* Dataset entries
▬▬▬▬▬▬
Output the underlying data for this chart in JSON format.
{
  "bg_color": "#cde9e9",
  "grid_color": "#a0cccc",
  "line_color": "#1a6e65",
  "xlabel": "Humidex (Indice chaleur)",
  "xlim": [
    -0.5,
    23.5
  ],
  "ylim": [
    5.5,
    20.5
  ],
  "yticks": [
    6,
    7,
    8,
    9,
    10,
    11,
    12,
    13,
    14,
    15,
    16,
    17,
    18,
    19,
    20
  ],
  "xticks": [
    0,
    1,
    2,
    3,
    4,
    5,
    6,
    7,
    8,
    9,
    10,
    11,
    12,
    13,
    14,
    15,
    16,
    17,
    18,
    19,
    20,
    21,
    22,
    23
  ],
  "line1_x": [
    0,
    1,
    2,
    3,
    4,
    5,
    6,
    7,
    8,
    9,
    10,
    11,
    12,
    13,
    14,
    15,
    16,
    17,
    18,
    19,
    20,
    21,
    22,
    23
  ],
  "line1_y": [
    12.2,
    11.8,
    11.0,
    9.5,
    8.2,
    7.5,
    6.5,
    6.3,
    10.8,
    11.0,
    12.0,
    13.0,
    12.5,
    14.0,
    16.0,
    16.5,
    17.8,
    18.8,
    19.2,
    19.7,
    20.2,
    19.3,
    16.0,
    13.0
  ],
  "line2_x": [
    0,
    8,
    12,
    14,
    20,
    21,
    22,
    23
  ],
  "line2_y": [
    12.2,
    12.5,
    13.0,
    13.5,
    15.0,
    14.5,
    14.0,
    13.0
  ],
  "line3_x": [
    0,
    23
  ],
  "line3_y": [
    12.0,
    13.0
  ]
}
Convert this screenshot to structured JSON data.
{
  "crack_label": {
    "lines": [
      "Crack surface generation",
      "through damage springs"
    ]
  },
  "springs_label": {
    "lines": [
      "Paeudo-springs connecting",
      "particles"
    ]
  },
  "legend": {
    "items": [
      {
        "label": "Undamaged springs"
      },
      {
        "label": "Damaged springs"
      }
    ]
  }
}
▬▬▬▬▬▬
Retype, exactly and only, the lines running from the one with "Convert this screenshot" through the final line of the listing above.

* Response below
Convert this screenshot to structured JSON data.
{
  "crack_label": {
    "lines": [
      "Crack surface generation",
      "through damage springs"
    ]
  },
  "springs_label": {
    "lines": [
      "Paeudo-springs connecting",
      "particles"
    ]
  },
  "legend": {
    "items": [
      {
        "label": "Undamaged springs"
      },
      {
        "label": "Damaged springs"
      }
    ]
  }
}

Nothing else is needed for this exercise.